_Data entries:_
********

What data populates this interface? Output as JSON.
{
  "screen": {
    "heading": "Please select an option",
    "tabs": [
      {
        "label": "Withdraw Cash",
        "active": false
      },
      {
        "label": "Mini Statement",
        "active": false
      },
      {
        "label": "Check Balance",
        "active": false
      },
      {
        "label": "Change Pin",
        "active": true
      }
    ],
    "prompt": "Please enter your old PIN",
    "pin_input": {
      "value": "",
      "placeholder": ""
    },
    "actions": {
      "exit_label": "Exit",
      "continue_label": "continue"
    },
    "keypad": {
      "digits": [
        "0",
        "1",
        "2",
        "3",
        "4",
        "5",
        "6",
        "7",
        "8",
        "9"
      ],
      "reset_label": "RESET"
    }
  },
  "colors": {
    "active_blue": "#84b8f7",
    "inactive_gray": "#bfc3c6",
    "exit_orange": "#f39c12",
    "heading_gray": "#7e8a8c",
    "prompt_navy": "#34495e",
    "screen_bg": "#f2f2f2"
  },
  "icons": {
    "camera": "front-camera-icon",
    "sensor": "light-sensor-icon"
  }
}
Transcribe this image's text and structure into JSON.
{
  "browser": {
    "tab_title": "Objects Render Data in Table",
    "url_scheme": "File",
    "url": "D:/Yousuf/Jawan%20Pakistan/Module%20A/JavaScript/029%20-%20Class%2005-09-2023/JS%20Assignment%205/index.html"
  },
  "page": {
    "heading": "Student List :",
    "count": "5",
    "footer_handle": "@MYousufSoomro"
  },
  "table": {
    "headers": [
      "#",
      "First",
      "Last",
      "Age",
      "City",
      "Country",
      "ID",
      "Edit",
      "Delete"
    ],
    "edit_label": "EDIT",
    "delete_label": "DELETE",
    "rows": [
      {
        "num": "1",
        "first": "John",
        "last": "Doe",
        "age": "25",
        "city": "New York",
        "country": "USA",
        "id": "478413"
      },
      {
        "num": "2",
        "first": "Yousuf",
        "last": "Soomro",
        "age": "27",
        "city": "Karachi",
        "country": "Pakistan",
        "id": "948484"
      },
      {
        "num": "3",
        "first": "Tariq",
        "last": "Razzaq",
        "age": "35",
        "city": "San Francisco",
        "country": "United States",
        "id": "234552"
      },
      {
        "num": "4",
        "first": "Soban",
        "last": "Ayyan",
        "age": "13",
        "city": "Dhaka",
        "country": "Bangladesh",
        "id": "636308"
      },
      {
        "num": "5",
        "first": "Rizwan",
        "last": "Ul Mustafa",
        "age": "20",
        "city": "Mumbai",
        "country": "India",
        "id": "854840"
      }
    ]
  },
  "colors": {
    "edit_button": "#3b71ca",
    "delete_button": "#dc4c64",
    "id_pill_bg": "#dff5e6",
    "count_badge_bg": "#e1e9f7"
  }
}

********

_The request:_ Can you restate every record above word for word?

_Complete response:_
What data populates this interface? Output as JSON.
{
  "screen": {
    "heading": "Please select an option",
    "tabs": [
      {
        "label": "Withdraw Cash",
        "active": false
      },
      {
        "label": "Mini Statement",
        "active": false
      },
      {
        "label": "Check Balance",
        "active": false
      },
      {
        "label": "Change Pin",
        "active": true
      }
    ],
    "prompt": "Please enter your old PIN",
    "pin_input": {
      "value": "",
      "placeholder": ""
    },
    "actions": {
      "exit_label": "Exit",
      "continue_label": "continue"
    },
    "keypad": {
      "digits": [
        "0",
        "1",
        "2",
        "3",
        "4",
        "5",
        "6",
        "7",
        "8",
        "9"
      ],
      "reset_label": "RESET"
    }
  },
  "colors": {
    "active_blue": "#84b8f7",
    "inactive_gray": "#bfc3c6",
    "exit_orange": "#f39c12",
    "heading_gray": "#7e8a8c",
    "prompt_navy": "#34495e",
    "screen_bg": "#f2f2f2"
  },
  "icons": {
    "camera": "front-camera-icon",
    "sensor": "light-sensor-icon"
  }
}
Transcribe this image's text and structure into JSON.
{
  "browser": {
    "tab_title": "Objects Render Data in Table",
    "url_scheme": "File",
    "url": "D:/Yousuf/Jawan%20Pakistan/Module%20A/JavaScript/029%20-%20Class%2005-09-2023/JS%20Assignment%205/index.html"
  },
  "page": {
    "heading": "Student List :",
    "count": "5",
    "footer_handle": "@MYousufSoomro"
  },
  "table": {
    "headers": [
      "#",
      "First",
      "Last",
      "Age",
      "City",
      "Country",
      "ID",
      "Edit",
      "Delete"
    ],
    "edit_label": "EDIT",
    "delete_label": "DELETE",
    "rows": [
      {
        "num": "1",
        "first": "John",
        "last": "Doe",
        "age": "25",
        "city": "New York",
        "country": "USA",
        "id": "478413"
      },
      {
        "num": "2",
        "first": "Yousuf",
        "last": "Soomro",
        "age": "27",
        "city": "Karachi",
        "country": "Pakistan",
        "id": "948484"
      },
      {
        "num": "3",
        "first": "Tariq",
        "last": "Razzaq",
        "age": "35",
        "city": "San Francisco",
        "country": "United States",
        "id": "234552"
      },
      {
        "num": "4",
        "first": "Soban",
        "last": "Ayyan",
        "age": "13",
        "city": "Dhaka",
        "country": "Bangladesh",
        "id": "636308"
      },
      {
        "num": "5",
        "first": "Rizwan",
        "last": "Ul Mustafa",
        "age": "20",
        "city": "Mumbai",
        "country": "India",
        "id": "854840"
      }
    ]
  },
  "colors": {
    "edit_button": "#3b71ca",
    "delete_button": "#dc4c64",
    "id_pill_bg": "#dff5e6",
    "count_badge_bg": "#e1e9f7"
  }
}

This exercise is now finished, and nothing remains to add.